# Problem description
Quote each line of the material verbatim, without the pictures.

# Material shown
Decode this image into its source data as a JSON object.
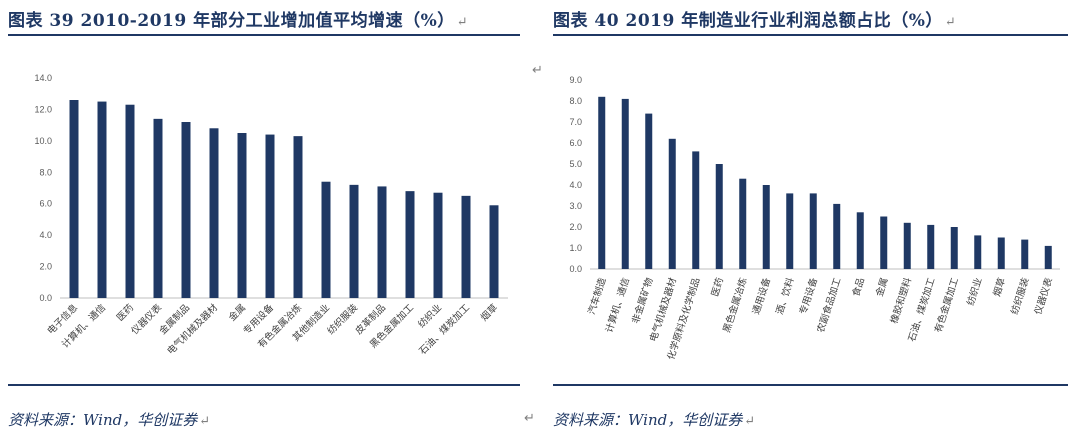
{
  "return_mark": "↵",
  "left": {
    "title": "图表 39   2010-2019 年部分工业增加值平均增速（%）",
    "source": "资料来源：Wind，华创证券",
    "chart_data": {
      "type": "bar",
      "categories": [
        "电子信息",
        "计算机、通信",
        "医药",
        "仪器仪表",
        "金属制品",
        "电气机械及器材",
        "金属",
        "专用设备",
        "有色金属冶炼",
        "其他制造业",
        "纺织服装",
        "皮革制品",
        "黑色金属加工",
        "纺织业",
        "石油、煤炭加工",
        "烟草"
      ],
      "values": [
        12.6,
        12.5,
        12.3,
        11.4,
        11.2,
        10.8,
        10.5,
        10.4,
        10.3,
        7.4,
        7.2,
        7.1,
        6.8,
        6.7,
        6.5,
        5.9
      ],
      "ylim": [
        0,
        14
      ],
      "yticks": [
        "0.0",
        "2.0",
        "4.0",
        "6.0",
        "8.0",
        "10.0",
        "12.0",
        "14.0"
      ],
      "color": "#1f3864",
      "grid": false
    }
  },
  "right": {
    "title": "图表 40   2019 年制造业行业利润总额占比（%）",
    "source": "资料来源：Wind，华创证券",
    "chart_data": {
      "type": "bar",
      "categories": [
        "汽车制造",
        "计算机、通信",
        "非金属矿物",
        "电气机械及器材",
        "化学原料及化学制品",
        "医药",
        "黑色金属冶炼",
        "通用设备",
        "酒、饮料",
        "专用设备",
        "农副食品加工",
        "食品",
        "金属",
        "橡胶和塑料",
        "石油、煤炭加工",
        "有色金属加工",
        "纺织业",
        "烟草",
        "纺织服装",
        "仪器仪表"
      ],
      "values": [
        8.2,
        8.1,
        7.4,
        6.2,
        5.6,
        5.0,
        4.3,
        4.0,
        3.6,
        3.6,
        3.1,
        2.7,
        2.5,
        2.2,
        2.1,
        2.0,
        1.6,
        1.5,
        1.4,
        1.1
      ],
      "ylim": [
        0,
        9
      ],
      "yticks": [
        "0.0",
        "1.0",
        "2.0",
        "3.0",
        "4.0",
        "5.0",
        "6.0",
        "7.0",
        "8.0",
        "9.0"
      ],
      "color": "#1f3864",
      "grid": false
    }
  }
}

# Problem solution
Decode this image into its source data as a JSON object.
{
  "return_mark": "↵",
  "left": {
    "title": "图表 39   2010-2019 年部分工业增加值平均增速（%）",
    "source": "资料来源：Wind，华创证券",
    "chart_data": {
      "type": "bar",
      "categories": [
        "电子信息",
        "计算机、通信",
        "医药",
        "仪器仪表",
        "金属制品",
        "电气机械及器材",
        "金属",
        "专用设备",
        "有色金属冶炼",
        "其他制造业",
        "纺织服装",
        "皮革制品",
        "黑色金属加工",
        "纺织业",
        "石油、煤炭加工",
        "烟草"
      ],
      "values": [
        12.6,
        12.5,
        12.3,
        11.4,
        11.2,
        10.8,
        10.5,
        10.4,
        10.3,
        7.4,
        7.2,
        7.1,
        6.8,
        6.7,
        6.5,
        5.9
      ],
      "ylim": [
        0,
        14
      ],
      "yticks": [
        "0.0",
        "2.0",
        "4.0",
        "6.0",
        "8.0",
        "10.0",
        "12.0",
        "14.0"
      ],
      "color": "#1f3864",
      "grid": false
    }
  },
  "right": {
    "title": "图表 40   2019 年制造业行业利润总额占比（%）",
    "source": "资料来源：Wind，华创证券",
    "chart_data": {
      "type": "bar",
      "categories": [
        "汽车制造",
        "计算机、通信",
        "非金属矿物",
        "电气机械及器材",
        "化学原料及化学制品",
        "医药",
        "黑色金属冶炼",
        "通用设备",
        "酒、饮料",
        "专用设备",
        "农副食品加工",
        "食品",
        "金属",
        "橡胶和塑料",
        "石油、煤炭加工",
        "有色金属加工",
        "纺织业",
        "烟草",
        "纺织服装",
        "仪器仪表"
      ],
      "values": [
        8.2,
        8.1,
        7.4,
        6.2,
        5.6,
        5.0,
        4.3,
        4.0,
        3.6,
        3.6,
        3.1,
        2.7,
        2.5,
        2.2,
        2.1,
        2.0,
        1.6,
        1.5,
        1.4,
        1.1
      ],
      "ylim": [
        0,
        9
      ],
      "yticks": [
        "0.0",
        "1.0",
        "2.0",
        "3.0",
        "4.0",
        "5.0",
        "6.0",
        "7.0",
        "8.0",
        "9.0"
      ],
      "color": "#1f3864",
      "grid": false
    }
  }
}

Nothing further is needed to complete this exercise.